Reproduce precisely the lines of the material below from the line containing "Give me a plain-text" up to and including its last line. Pictures must not be copied.
## start
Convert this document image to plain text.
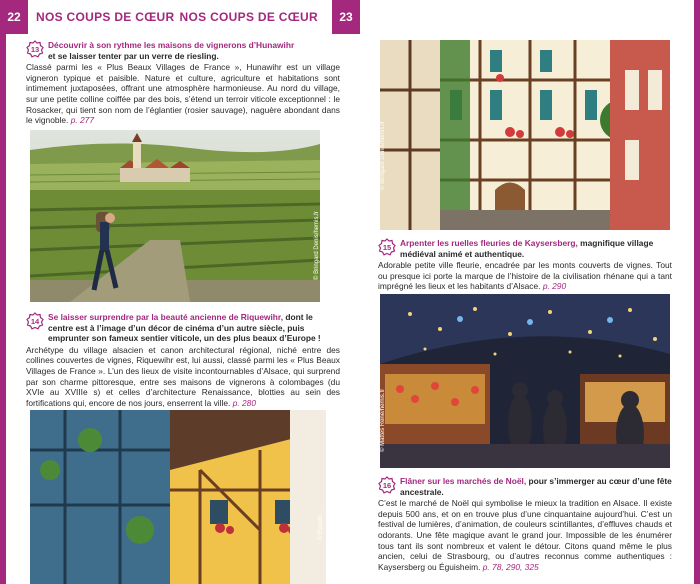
22	NOS COUPS DE CŒUR
13 Découvrir à son rythme les maisons de vignerons d’Hunawihr
et se laisser tenter par un verre de riesling.
Classé parmi les « Plus Beaux Villages de France », Hunawihr est un village vigneron typique et paisible. Nature et culture, agriculture et habitations sont intimement juxtaposées, offrant une atmosphère harmonieuse. Au nord du village, sur une petite colline coiffée par des bois, s’étend un terroir viticole exceptionnel : le Rosacker, qui tient son nom de l’églantier (rosier sauvage), naguère abondant dans le vignoble. p. 277
© Bringard Denis/hemis.fr
14 Se laisser surprendre par la beauté ancienne de Riquewihr, dont le centre est à l’image d’un décor de cinéma d’un autre siècle, puis emprunter son fameux sentier viticole, un des plus beaux d’Europe !
Archétype du village alsacien et canon architectural régional, niché entre des collines couvertes de vignes, Riquewihr est, lui aussi, classé parmi les « Plus Beaux Villages de France ». L’un des lieux de visite incontournables d’Alsace, qui surprend par son charme pittoresque, entre ses maisons de vignerons à colombages (du XVIe au XVIIIe s) et celles d’architecture Renaissance, blotties au sein des fortifications qui, encore de nos jours, enserrent la ville. p. 280
© Escott/...
NOS COUPS DE CŒUR	23
© Bringard Denis/hemis.fr
15 Arpenter les ruelles fleuries de Kaysersberg, magnifique village médiéval animé et authentique.
Adorable petite ville fleurie, encadrée par les monts couverts de vignes. Tout ou presque ici porte la marque de l’histoire de la civilisation rhénane qui a tant imprégné les lieux et les habitants d’Alsace. p. 290
© Mattes René/hemis.fr
16 Flâner sur les marchés de Noël, pour s’immerger au cœur d’une fête ancestrale.
C’est le marché de Noël qui symbolise le mieux la tradition en Alsace. Il existe depuis 500 ans, et on en trouve plus d’une cinquantaine aujourd’hui. C’est un festival de lumières, d’animation, de couleurs scintillantes, d’effluves chauds et odorants. Une fête magique avant le grand jour. Impossible de les énumérer tous tant ils sont nombreux et valent le détour. Citons quand même le plus ancien, celui de Strasbourg, ou d’autres reconnus comme authentiques : Kaysersberg ou Éguisheim. p. 78, 290, 325
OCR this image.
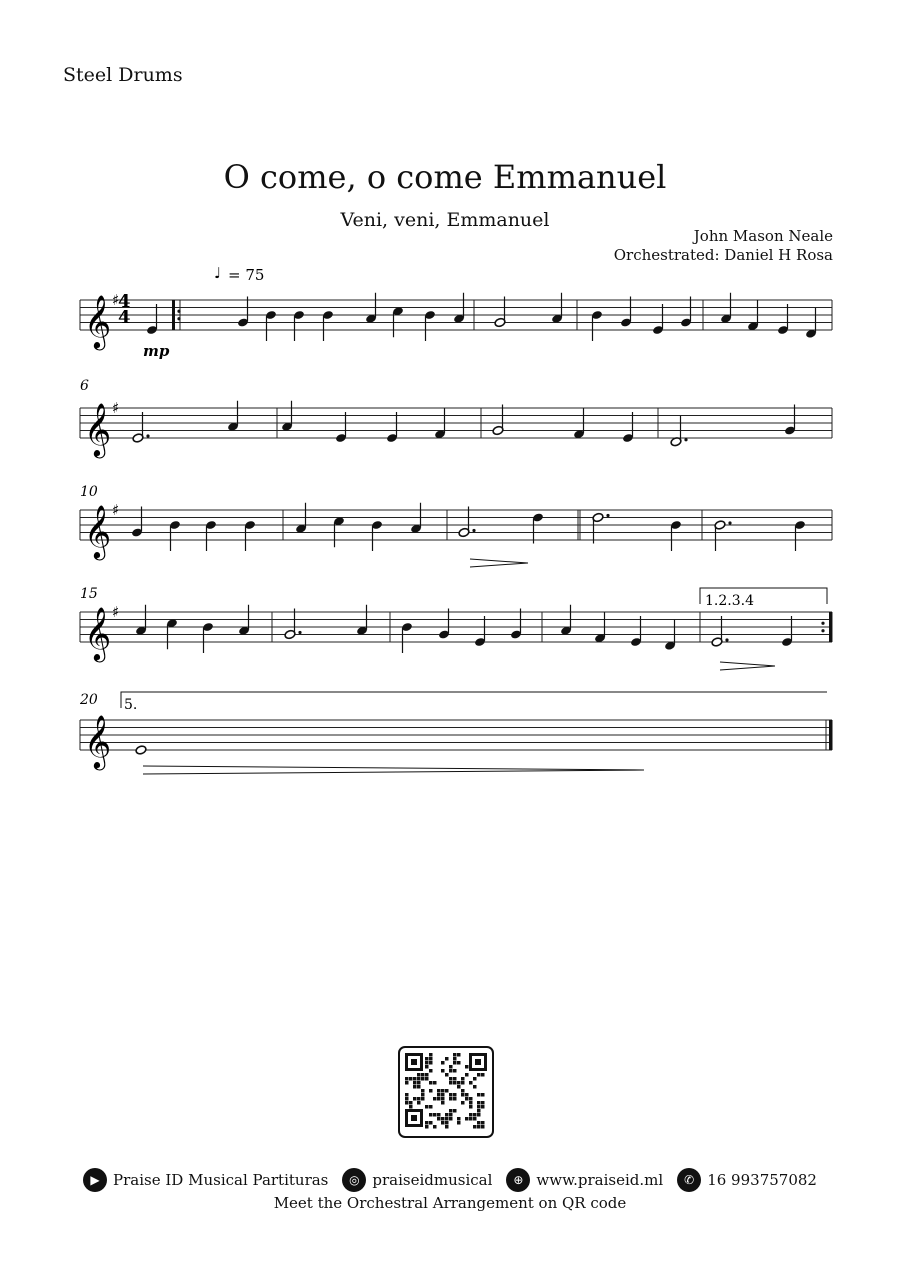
Steel Drums
O come, o come Emmanuel
Veni, veni, Emmanuel
John Mason Neale
Orchestrated: Daniel H Rosa
𝄞 ♯
𝄞 ♯
𝄞 ♯
𝄞 ♯
𝄞
♩ = 75
mp
4
4
6
10
15
20
1.2.3.4
5.
▶ Praise ID Musical Partituras	◎ praiseidmusical	⊕ www.praiseid.ml	✆ 16 993757082
Meet the Orchestral Arrangement on QR code
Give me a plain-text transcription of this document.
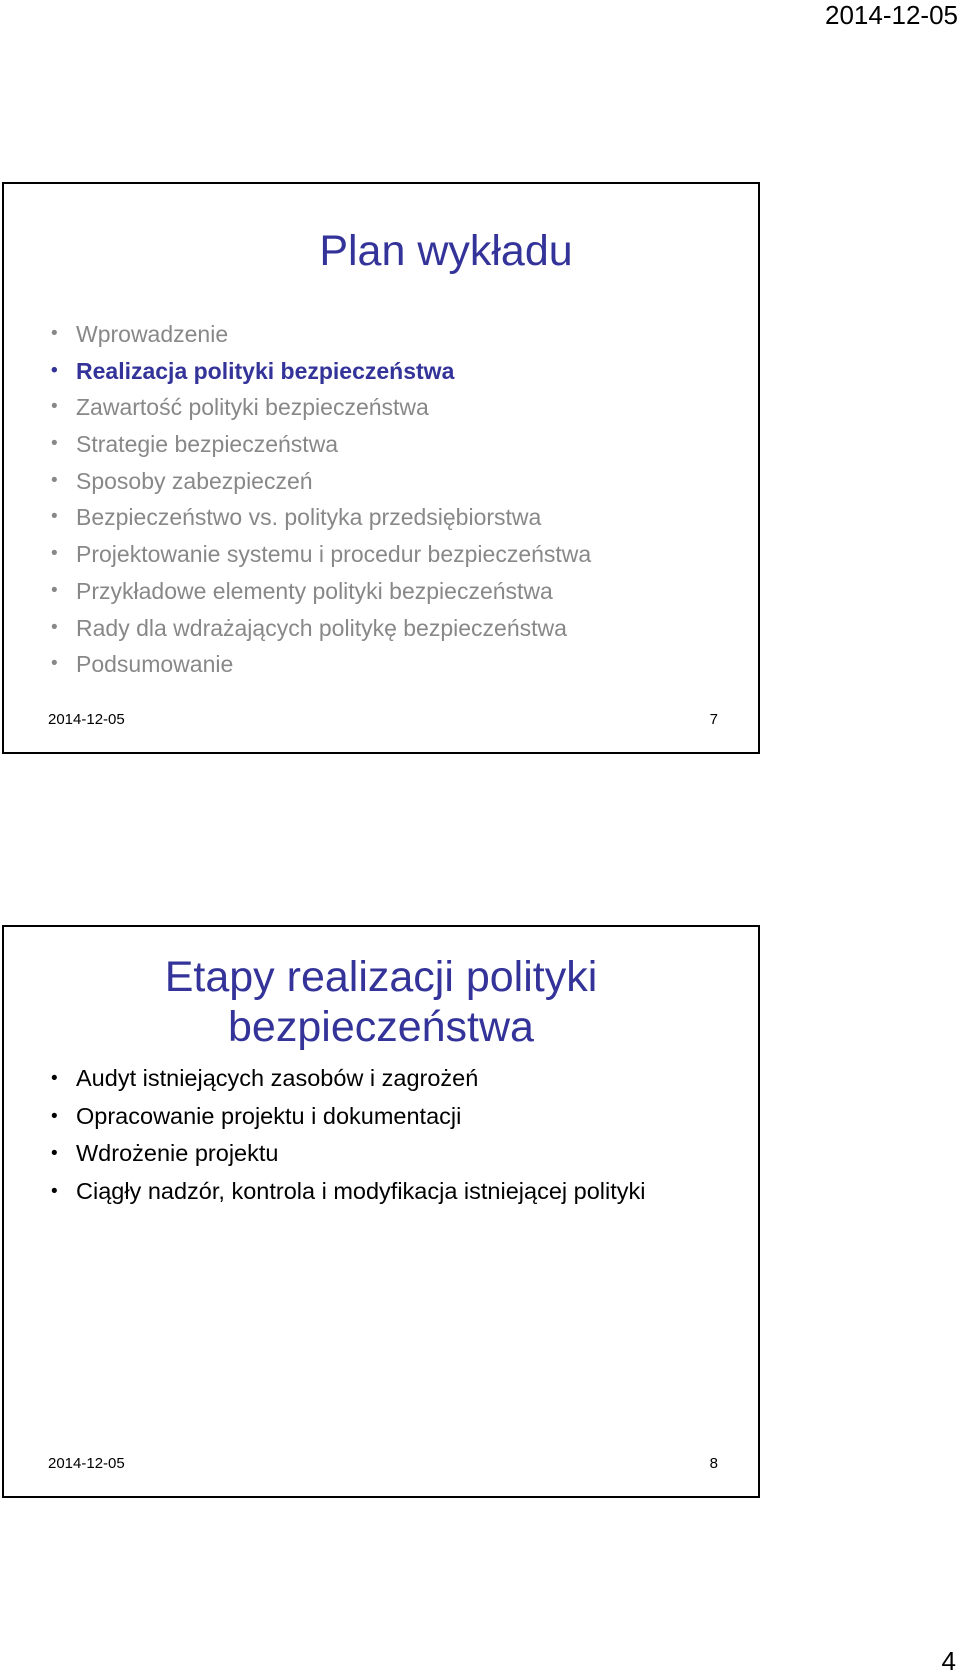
2014-12-05
Plan wykładu
• Wprowadzenie
• Realizacja polityki bezpieczeństwa
• Zawartość polityki bezpieczeństwa
• Strategie bezpieczeństwa
• Sposoby zabezpieczeń
• Bezpieczeństwo vs. polityka przedsiębiorstwa
• Projektowanie systemu i procedur bezpieczeństwa
• Przykładowe elementy polityki bezpieczeństwa
• Rady dla wdrażających politykę bezpieczeństwa
• Podsumowanie
2014-12-05	7
Etapy realizacji polityki
bezpieczeństwa
• Audyt istniejących zasobów i zagrożeń
• Opracowanie projektu i dokumentacji
• Wdrożenie projektu
• Ciągły nadzór, kontrola i modyfikacja istniejącej polityki
2014-12-05	8
4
## end
● **Exercise response**
Give me a plain-text transcription of this document.
2014-12-05
Plan wykładu
• Wprowadzenie
• Realizacja polityki bezpieczeństwa
• Zawartość polityki bezpieczeństwa
• Strategie bezpieczeństwa
• Sposoby zabezpieczeń
• Bezpieczeństwo vs. polityka przedsiębiorstwa
• Projektowanie systemu i procedur bezpieczeństwa
• Przykładowe elementy polityki bezpieczeństwa
• Rady dla wdrażających politykę bezpieczeństwa
• Podsumowanie
2014-12-05	7
Etapy realizacji polityki
bezpieczeństwa
• Audyt istniejących zasobów i zagrożeń
• Opracowanie projektu i dokumentacji
• Wdrożenie projektu
• Ciągły nadzór, kontrola i modyfikacja istniejącej polityki
2014-12-05	8
4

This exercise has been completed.